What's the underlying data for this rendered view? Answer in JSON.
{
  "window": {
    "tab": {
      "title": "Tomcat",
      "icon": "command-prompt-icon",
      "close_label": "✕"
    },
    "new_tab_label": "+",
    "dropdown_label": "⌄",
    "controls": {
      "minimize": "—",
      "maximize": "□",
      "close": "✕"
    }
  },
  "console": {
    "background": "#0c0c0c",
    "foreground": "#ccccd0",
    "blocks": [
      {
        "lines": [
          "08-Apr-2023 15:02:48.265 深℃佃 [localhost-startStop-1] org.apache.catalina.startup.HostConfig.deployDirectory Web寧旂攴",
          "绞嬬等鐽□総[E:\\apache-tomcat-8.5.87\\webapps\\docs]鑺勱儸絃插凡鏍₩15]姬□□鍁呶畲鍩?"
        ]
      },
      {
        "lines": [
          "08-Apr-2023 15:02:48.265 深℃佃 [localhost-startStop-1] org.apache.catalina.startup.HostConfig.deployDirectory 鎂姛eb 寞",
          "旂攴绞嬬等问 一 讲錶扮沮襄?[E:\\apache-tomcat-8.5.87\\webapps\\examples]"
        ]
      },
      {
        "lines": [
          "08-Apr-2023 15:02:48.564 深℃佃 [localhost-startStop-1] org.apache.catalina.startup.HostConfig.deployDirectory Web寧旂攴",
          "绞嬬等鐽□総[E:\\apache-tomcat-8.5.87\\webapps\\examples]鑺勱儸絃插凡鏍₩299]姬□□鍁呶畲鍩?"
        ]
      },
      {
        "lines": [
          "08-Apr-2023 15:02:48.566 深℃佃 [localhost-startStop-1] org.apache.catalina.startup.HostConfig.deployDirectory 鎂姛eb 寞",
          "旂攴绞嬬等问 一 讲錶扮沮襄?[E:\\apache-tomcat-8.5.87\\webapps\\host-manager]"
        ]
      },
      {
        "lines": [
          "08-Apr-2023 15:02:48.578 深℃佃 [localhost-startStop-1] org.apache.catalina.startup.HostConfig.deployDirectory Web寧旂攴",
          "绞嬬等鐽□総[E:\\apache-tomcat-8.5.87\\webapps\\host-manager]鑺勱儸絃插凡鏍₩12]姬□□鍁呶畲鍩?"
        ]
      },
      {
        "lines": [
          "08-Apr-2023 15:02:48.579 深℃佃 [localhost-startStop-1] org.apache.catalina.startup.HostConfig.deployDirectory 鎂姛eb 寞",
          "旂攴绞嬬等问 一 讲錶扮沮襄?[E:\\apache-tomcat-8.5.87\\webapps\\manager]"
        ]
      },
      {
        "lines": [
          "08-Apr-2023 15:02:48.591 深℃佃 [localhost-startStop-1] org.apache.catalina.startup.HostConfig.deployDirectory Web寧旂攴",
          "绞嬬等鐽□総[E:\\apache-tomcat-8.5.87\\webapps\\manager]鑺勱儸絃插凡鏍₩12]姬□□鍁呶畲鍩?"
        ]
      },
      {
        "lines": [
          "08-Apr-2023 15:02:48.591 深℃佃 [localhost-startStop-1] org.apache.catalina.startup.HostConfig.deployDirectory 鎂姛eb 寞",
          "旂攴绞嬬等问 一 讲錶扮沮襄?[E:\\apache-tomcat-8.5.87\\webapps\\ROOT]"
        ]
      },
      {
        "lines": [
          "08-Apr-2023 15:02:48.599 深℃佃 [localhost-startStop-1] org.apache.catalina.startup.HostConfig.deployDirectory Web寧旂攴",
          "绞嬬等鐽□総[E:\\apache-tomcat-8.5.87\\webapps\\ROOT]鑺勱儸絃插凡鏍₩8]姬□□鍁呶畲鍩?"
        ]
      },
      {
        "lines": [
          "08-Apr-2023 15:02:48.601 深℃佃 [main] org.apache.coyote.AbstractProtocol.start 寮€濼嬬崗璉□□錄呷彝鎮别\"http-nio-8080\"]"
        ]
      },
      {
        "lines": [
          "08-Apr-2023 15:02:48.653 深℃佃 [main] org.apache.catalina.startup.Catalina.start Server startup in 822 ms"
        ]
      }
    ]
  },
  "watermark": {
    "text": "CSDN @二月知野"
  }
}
▬▬▬
● Task directions
Copy out every line from the records that has the word "examples".

● Correct answer
          "旂攴绞嬬等问 一 讲錶扮沮襄?[E:\\apache-tomcat-8.5.87\\webapps\\examples]"
          "绞嬬等鐽□総[E:\\apache-tomcat-8.5.87\\webapps\\examples]鑺勱儸絃插凡鏍₩299]姬□□鍁呶畲鍩?"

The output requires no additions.